_Instructions to follow_. Below are the records; copy each line in them that holds the word "Output".

_Listed entries_.
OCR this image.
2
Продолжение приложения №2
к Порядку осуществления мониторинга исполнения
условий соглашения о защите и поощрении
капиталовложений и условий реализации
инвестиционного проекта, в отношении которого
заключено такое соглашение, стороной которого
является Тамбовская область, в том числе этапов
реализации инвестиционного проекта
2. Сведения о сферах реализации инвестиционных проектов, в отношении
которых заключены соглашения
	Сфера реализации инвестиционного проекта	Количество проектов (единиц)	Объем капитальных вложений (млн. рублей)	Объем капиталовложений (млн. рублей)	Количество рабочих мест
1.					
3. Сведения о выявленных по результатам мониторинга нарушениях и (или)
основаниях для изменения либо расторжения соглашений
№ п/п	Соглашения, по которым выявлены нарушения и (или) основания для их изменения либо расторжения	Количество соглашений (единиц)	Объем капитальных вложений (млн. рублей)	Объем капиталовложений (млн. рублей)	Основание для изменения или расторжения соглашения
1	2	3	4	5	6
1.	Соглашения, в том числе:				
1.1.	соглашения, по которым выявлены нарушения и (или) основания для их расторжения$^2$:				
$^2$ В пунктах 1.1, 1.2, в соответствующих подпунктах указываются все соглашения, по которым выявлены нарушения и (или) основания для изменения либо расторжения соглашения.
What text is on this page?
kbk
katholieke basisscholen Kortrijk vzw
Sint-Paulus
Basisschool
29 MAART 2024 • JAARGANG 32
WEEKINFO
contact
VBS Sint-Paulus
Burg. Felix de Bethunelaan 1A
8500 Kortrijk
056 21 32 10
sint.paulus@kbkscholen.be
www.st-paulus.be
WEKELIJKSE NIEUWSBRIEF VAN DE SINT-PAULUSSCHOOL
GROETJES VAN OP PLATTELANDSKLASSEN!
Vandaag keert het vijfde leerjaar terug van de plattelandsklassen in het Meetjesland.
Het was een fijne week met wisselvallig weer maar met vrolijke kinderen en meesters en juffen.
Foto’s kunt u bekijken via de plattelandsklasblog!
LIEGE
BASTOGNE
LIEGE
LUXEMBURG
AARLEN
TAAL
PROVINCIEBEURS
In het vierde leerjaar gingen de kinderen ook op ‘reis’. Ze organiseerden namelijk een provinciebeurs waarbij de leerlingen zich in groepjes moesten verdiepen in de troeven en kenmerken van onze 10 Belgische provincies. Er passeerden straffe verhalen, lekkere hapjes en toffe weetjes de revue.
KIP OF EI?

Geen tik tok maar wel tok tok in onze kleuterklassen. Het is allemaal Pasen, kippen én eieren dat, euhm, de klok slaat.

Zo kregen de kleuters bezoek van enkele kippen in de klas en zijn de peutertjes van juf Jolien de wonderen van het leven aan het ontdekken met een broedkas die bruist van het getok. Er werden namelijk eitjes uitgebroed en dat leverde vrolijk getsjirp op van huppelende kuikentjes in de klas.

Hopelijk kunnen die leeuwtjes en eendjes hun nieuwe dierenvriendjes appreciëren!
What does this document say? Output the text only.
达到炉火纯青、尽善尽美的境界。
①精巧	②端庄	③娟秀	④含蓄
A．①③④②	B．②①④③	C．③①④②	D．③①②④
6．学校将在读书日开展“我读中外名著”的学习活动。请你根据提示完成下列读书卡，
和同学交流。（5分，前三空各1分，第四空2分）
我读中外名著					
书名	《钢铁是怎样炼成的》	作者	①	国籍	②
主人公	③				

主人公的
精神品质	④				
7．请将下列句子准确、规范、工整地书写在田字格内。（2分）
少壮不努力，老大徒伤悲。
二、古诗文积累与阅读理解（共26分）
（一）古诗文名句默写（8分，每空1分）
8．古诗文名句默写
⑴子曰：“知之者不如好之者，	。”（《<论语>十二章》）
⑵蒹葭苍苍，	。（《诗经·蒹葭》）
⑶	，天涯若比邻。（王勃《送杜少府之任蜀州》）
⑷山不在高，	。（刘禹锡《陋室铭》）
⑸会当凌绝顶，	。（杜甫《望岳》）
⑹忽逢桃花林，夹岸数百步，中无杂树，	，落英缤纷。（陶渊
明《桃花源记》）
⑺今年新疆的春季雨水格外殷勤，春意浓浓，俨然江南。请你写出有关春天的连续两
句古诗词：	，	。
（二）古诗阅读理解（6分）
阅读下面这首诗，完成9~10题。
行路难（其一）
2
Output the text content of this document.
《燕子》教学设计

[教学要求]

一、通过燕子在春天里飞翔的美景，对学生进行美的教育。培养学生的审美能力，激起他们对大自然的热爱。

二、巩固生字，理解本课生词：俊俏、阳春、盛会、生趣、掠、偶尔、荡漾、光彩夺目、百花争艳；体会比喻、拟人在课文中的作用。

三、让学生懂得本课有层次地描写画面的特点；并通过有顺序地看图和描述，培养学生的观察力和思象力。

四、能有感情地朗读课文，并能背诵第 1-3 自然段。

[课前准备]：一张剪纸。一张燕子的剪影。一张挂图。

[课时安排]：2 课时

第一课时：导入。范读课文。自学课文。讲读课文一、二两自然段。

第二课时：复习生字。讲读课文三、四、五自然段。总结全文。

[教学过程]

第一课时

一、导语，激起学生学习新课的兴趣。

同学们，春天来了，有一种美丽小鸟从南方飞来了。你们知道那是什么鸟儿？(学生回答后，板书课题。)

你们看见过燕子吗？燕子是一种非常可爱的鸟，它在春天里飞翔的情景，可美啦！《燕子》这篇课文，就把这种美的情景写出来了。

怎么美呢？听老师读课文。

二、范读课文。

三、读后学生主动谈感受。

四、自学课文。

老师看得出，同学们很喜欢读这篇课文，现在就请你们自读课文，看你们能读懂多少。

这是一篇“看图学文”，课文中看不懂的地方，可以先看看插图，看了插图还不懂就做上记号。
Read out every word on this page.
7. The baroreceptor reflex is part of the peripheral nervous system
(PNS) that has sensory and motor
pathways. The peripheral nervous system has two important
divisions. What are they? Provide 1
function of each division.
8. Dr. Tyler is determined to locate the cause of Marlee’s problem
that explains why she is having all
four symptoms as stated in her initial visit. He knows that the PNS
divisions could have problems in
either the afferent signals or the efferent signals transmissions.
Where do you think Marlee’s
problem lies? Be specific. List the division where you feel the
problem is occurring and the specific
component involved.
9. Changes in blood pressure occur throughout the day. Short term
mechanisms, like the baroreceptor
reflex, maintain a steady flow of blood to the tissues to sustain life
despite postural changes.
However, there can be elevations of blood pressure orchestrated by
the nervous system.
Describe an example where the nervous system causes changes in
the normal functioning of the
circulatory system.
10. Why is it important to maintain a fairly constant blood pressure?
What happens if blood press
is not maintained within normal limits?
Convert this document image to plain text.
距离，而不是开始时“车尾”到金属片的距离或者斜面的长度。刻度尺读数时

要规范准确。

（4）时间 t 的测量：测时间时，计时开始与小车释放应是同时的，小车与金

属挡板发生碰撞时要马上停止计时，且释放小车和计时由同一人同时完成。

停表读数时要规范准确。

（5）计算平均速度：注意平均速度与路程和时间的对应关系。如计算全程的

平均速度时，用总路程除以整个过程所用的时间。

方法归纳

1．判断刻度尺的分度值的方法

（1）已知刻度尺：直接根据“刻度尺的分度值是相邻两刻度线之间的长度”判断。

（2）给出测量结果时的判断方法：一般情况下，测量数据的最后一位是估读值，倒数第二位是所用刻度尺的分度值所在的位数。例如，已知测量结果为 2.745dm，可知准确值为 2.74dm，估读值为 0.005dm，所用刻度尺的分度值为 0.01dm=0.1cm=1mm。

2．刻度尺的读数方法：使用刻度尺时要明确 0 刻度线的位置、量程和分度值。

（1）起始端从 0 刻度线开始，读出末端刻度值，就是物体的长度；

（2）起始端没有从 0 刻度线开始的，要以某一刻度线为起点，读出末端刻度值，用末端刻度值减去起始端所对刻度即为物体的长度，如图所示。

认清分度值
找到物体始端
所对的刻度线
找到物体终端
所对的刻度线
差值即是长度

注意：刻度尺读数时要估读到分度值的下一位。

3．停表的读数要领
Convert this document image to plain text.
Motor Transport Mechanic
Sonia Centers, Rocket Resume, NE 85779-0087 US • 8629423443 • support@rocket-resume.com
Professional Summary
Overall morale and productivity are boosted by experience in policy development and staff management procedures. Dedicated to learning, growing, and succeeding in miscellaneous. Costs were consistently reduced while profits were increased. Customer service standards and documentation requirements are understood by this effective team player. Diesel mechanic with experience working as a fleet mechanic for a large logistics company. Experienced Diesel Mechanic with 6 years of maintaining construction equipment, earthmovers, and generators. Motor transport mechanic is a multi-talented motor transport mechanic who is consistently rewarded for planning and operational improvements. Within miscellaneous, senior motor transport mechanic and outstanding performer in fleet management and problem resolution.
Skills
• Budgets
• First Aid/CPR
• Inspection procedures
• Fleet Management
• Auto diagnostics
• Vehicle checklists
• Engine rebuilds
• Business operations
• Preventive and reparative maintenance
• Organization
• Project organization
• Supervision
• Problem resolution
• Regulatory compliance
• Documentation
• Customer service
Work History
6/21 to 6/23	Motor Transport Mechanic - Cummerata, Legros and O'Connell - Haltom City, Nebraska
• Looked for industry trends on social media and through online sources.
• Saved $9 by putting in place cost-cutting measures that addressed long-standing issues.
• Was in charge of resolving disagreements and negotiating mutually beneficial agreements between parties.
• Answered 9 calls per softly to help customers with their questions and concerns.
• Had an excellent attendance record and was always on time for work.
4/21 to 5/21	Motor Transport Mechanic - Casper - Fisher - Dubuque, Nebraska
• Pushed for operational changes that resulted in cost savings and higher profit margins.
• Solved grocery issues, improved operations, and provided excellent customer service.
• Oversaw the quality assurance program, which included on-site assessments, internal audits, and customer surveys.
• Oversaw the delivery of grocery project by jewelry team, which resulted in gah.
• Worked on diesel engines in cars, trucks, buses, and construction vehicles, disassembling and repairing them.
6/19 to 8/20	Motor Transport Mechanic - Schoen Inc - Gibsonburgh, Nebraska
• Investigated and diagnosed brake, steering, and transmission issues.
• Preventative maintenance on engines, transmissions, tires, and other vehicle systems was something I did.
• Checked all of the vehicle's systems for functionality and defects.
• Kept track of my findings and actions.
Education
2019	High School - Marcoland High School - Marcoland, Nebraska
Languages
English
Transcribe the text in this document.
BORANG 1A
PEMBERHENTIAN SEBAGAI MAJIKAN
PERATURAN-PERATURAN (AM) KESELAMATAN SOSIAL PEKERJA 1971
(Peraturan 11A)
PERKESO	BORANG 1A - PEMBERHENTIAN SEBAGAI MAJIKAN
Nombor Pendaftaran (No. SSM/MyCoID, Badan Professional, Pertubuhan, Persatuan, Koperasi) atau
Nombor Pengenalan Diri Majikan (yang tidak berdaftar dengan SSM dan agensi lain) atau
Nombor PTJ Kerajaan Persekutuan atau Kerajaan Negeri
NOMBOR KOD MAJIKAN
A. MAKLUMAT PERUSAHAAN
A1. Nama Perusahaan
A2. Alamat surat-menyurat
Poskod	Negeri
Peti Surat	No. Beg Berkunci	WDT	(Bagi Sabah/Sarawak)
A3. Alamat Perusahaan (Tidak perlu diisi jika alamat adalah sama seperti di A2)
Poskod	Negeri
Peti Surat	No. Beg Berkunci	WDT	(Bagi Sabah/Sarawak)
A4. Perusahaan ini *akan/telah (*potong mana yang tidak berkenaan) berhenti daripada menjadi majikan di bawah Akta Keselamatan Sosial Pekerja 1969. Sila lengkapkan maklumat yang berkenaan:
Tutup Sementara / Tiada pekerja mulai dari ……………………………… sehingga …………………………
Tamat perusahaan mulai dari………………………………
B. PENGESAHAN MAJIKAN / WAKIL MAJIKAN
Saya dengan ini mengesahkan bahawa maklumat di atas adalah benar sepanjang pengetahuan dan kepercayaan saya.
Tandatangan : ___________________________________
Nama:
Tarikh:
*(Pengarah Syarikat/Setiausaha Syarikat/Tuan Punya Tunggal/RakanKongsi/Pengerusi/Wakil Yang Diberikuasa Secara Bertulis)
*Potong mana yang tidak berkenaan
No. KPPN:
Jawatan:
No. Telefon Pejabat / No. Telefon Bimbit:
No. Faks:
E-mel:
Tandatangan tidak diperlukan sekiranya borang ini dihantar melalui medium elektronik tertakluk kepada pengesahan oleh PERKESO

_Response_.
What does this document say? Output the text only.
Output the text content of this document.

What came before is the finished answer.